■ Task to carry out: Lines holding the string "name" are the ones to copy; find them all in the data.

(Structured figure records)
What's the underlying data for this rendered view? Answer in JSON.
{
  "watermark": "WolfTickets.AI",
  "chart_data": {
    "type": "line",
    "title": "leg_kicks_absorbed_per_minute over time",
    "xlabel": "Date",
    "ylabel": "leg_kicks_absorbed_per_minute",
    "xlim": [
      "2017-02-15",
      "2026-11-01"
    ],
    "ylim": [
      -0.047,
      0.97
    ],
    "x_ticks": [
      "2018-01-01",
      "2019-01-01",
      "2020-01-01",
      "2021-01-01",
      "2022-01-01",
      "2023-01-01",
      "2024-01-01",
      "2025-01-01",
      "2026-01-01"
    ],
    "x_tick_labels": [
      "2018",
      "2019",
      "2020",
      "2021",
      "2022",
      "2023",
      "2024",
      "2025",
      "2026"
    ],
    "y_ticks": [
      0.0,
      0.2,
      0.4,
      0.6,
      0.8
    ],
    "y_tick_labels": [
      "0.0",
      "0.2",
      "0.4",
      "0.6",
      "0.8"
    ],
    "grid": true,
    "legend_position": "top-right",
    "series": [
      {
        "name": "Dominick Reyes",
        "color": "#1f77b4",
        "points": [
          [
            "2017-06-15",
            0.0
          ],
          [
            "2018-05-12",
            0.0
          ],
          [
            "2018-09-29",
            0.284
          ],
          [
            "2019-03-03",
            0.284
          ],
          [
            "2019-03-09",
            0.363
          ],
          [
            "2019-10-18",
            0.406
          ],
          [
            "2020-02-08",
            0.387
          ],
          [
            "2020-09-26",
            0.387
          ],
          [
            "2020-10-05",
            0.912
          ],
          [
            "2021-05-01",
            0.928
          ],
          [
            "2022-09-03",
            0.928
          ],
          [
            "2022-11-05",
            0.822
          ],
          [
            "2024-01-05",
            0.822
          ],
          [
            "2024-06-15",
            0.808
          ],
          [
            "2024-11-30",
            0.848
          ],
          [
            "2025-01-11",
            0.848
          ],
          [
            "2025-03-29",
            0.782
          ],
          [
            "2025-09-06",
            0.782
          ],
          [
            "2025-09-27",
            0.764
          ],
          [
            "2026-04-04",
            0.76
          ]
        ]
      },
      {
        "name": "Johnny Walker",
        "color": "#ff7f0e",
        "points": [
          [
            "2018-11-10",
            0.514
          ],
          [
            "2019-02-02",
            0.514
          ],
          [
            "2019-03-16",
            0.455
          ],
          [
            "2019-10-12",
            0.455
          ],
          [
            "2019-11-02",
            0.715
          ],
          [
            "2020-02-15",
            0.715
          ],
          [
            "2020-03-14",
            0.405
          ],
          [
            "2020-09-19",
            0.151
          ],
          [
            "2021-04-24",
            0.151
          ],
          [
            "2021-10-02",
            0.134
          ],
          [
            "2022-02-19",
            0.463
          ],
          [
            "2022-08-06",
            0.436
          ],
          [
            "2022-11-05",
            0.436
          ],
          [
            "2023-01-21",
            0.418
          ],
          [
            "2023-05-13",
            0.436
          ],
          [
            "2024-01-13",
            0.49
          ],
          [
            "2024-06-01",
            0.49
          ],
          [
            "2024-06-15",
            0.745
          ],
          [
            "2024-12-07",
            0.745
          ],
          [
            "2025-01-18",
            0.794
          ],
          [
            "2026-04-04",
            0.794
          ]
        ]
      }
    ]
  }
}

■ Complete output:
        "name": "Dominick Reyes",
        "name": "Johnny Walker",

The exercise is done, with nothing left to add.